- **WHAT TO DO**:
Records follow. Pull out every line that contains "สะเดา".

- **INFORMATION PROVIDED**:

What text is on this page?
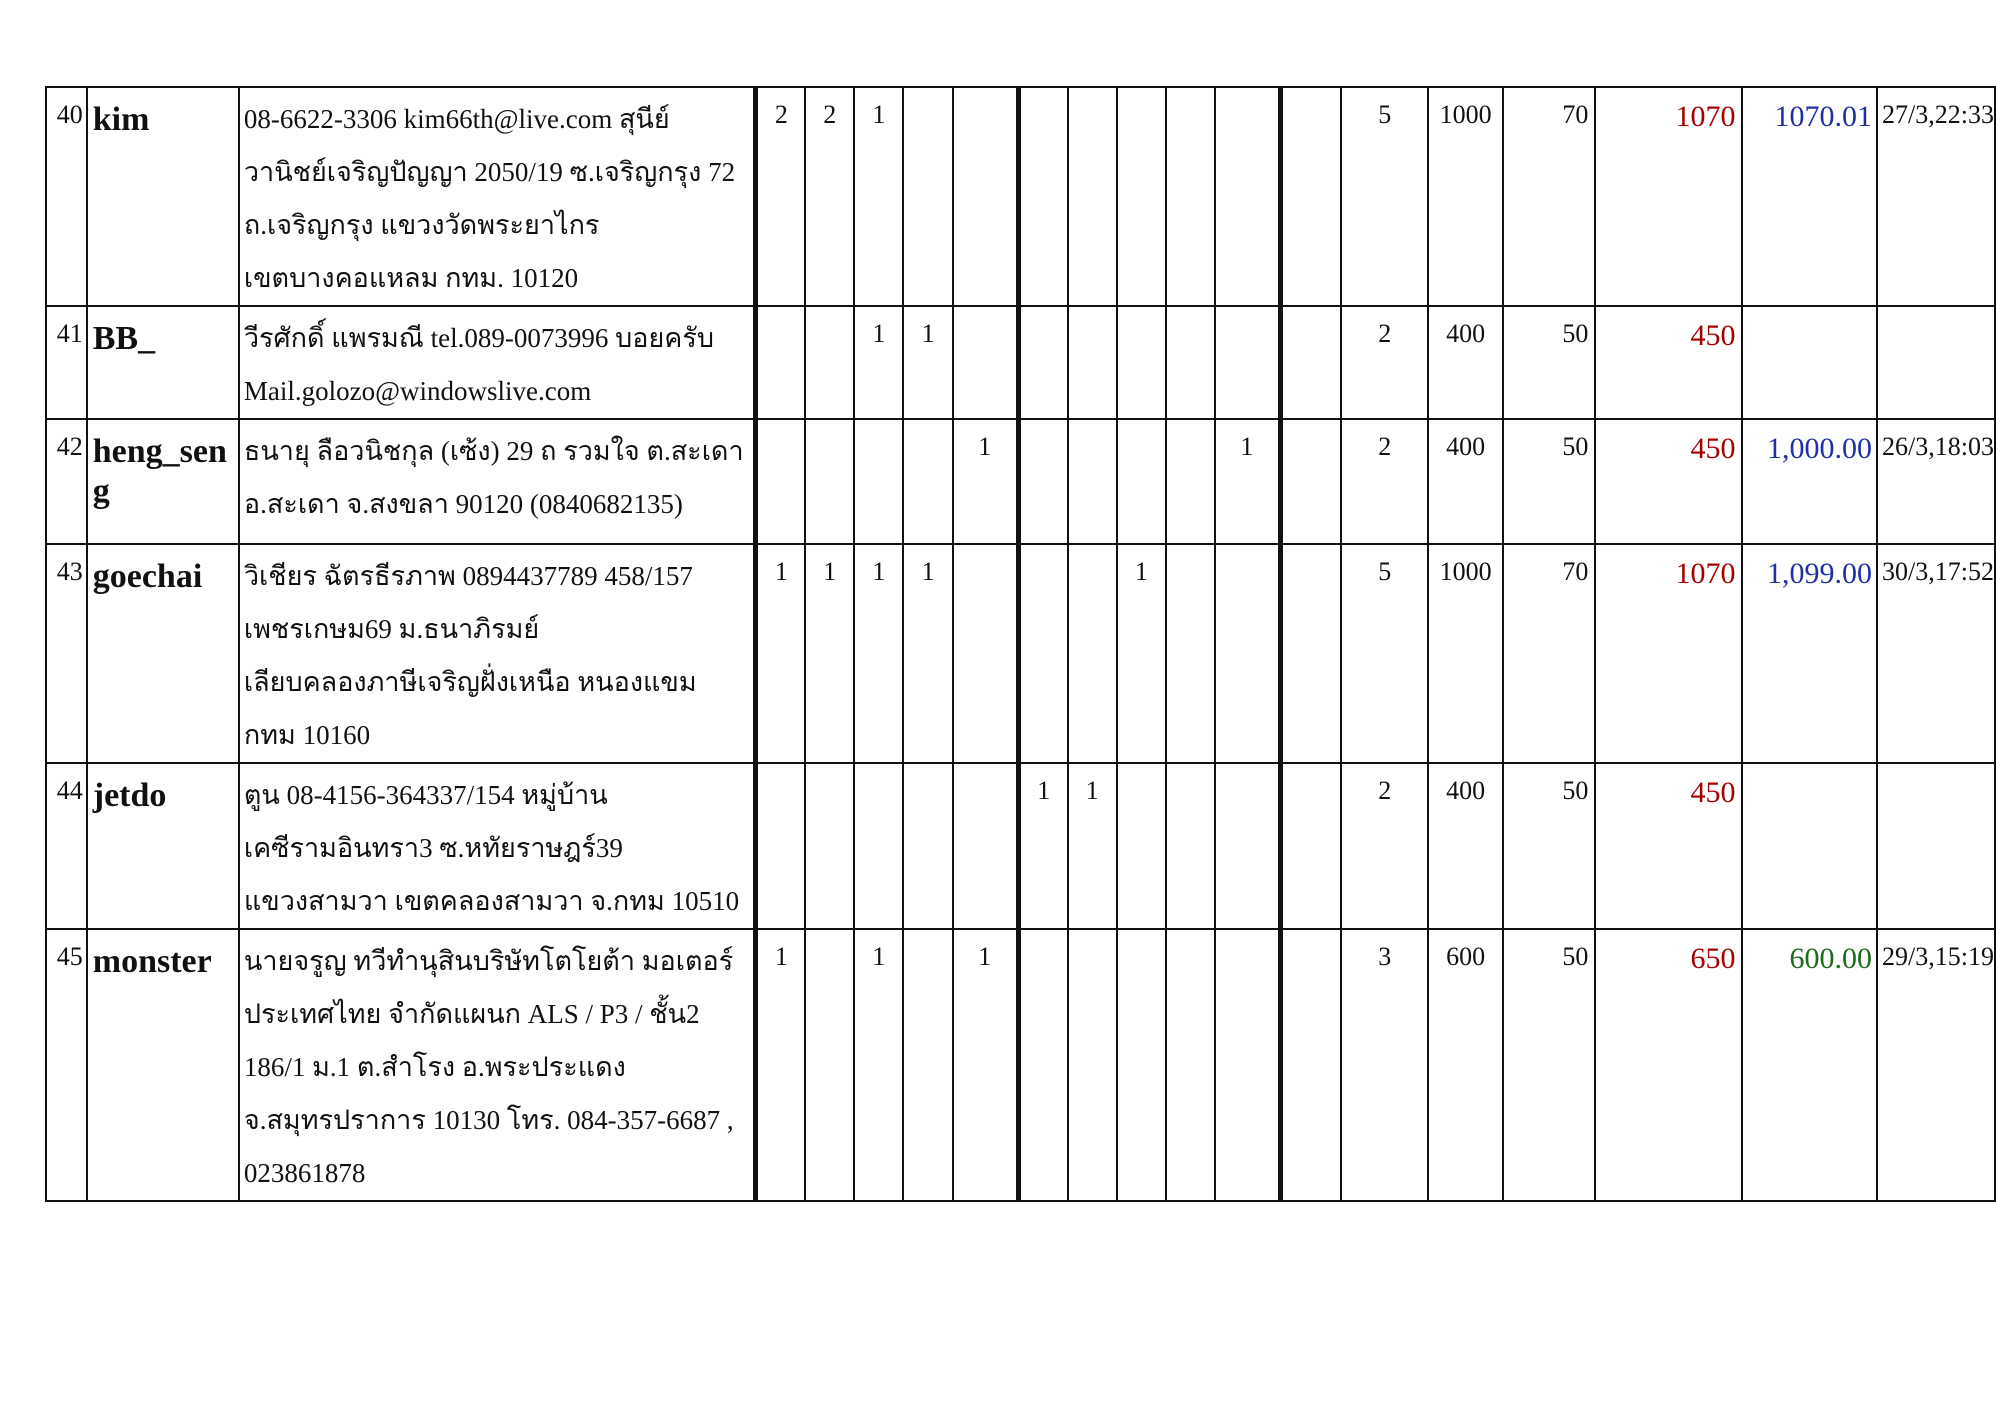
40	kim	08-6622-3306 kim66th@live.com สุนีย์
วานิชย์เจริญปัญญา 2050/19 ซ.เจริญกรุง 72
ถ.เจริญกรุง แขวงวัดพระยาไกร
เขตบางคอแหลม กทม. 10120	2	2	1									5	1000	70	1070	1070.01	27/3,22:33
41	BB_	วีรศักดิ์ แพรมณี tel.089-0073996 บอยครับ
Mail.golozo@windowslive.com			1	1								2	400	50	450		
42	heng_seng	ธนายุ ลือวนิชกุล (เซ้ง) 29 ถ รวมใจ ต.สะเดา
อ.สะเดา จ.สงขลา 90120 (0840682135)					1					1		2	400	50	450	1,000.00	26/3,18:03
43	goechai	วิเชียร ฉัตรธีรภาพ 0894437789 458/157
เพชรเกษม69 ม.ธนาภิรมย์
เลียบคลองภาษีเจริญฝั่งเหนือ หนองแขม
กทม 10160	1	1	1	1				1				5	1000	70	1070	1,099.00	30/3,17:52
44	jetdo	ตูน 08-4156-364337/154 หมู่บ้าน
เคซีรามอินทรา3 ซ.หทัยราษฎร์39
แขวงสามวา เขตคลองสามวา จ.กทม 10510						1	1					2	400	50	450		
45	monster	นายจรูญ ทวีทำนุสินบริษัทโตโยต้า มอเตอร์
ประเทศไทย จำกัดแผนก ALS / P3 / ชั้น2
186/1 ม.1 ต.สำโรง อ.พระประแดง
จ.สมุทรปราการ 10130 โทร. 084-357-6687 ,
023861878	1		1		1							3	600	50	650	600.00	29/3,15:19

- **EXPECTED ANSWER**:
42	heng_seng	ธนายุ ลือวนิชกุล (เซ้ง) 29 ถ รวมใจ ต.สะเดา
อ.สะเดา จ.สงขลา 90120 (0840682135)					1					1		2	400	50	450	1,000.00	26/3,18:03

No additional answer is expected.